To be done
Filter this material down to the lines that hold "sien", copying each one.

Supplied records

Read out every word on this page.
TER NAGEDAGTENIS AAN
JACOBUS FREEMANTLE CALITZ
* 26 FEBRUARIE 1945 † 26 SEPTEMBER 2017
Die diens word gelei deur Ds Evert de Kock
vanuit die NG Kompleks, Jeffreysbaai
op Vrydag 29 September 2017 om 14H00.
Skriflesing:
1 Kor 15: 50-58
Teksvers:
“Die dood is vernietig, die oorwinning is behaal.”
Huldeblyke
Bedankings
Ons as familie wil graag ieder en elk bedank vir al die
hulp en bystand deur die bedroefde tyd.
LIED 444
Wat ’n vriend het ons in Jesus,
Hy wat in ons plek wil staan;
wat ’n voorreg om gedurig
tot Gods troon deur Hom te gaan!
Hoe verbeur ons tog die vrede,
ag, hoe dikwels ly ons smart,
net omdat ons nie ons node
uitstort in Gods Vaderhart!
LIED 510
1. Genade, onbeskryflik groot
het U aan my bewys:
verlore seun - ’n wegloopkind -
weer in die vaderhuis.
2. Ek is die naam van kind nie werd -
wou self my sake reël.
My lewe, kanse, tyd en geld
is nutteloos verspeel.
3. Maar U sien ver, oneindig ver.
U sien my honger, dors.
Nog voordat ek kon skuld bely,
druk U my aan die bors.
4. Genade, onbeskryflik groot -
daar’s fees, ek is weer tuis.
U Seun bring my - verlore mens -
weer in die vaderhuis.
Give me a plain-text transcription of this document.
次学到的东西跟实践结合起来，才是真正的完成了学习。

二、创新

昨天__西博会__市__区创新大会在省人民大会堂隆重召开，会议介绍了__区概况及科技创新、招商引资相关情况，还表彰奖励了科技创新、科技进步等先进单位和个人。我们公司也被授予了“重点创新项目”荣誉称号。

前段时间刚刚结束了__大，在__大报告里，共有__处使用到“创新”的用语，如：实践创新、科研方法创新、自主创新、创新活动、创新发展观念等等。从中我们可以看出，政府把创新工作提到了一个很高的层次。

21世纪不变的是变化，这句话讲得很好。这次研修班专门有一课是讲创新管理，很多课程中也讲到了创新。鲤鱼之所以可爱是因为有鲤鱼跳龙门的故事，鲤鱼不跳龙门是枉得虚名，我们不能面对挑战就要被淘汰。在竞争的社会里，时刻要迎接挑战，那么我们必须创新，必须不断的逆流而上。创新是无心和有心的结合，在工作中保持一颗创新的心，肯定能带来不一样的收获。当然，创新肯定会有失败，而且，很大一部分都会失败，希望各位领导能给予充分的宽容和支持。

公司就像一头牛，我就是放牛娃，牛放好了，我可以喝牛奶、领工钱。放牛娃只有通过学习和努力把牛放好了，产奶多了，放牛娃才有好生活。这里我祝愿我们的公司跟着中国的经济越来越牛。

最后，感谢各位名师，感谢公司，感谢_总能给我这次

Solution for this exercise
3. Maar U sien ver, oneindig ver.
U sien my honger, dors.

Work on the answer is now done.